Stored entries
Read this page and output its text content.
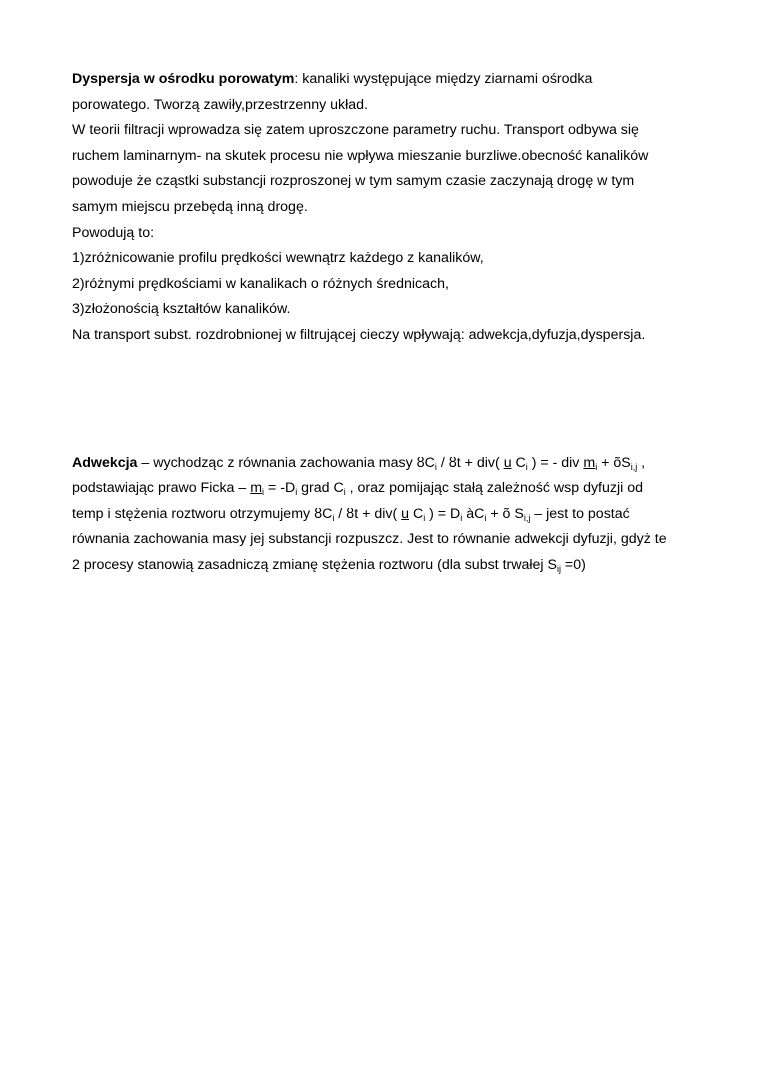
Dyspersja w ośrodku porowatym: kanaliki występujące między ziarnami ośrodka
porowatego. Tworzą zawiły,przestrzenny układ.
W teorii filtracji wprowadza się zatem uproszczone parametry ruchu. Transport odbywa się
ruchem laminarnym- na skutek procesu nie wpływa mieszanie burzliwe.obecność kanalików
powoduje że cząstki substancji rozproszonej w tym samym czasie zaczynają drogę w tym
samym miejscu przebędą inną drogę.
Powodują to:
1)zróżnicowanie profilu prędkości wewnątrz każdego z kanalików,
2)różnymi prędkościami w kanalikach o różnych średnicach,
3)złożonością kształtów kanalików.
Na transport subst. rozdrobnionej w filtrującej cieczy wpływają: adwekcja,dyfuzja,dyspersja.
Adwekcja – wychodząc z równania zachowania masy $ȣC_i$ / ȣt + div( u $C_i$ ) = - div $m_i$ + $õS_{i,j}$ ,
podstawiając prawo Ficka – $m_i = -D_i$ grad $C_i$ , oraz pomijając stałą zależność wsp dyfuzji od
temp i stężenia roztworu otrzymujemy $ȣC_i$ / ȣt + div( u $C_i$ ) = $D_i$ $àC_i$ + õ $S_{i,j}$ – jest to postać
równania zachowania masy jej substancji rozpuszcz. Jest to równanie adwekcji dyfuzji, gdyż te
2 procesy stanowią zasadniczą zmianę stężenia roztworu (dla subst trwałej $S_{ij} =0$)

§ WORK REQUIRED:
Considering only the records above, state the number of lines that include the word "kanalików", with nothing added.

§ ANSWER TO THE TASK:
3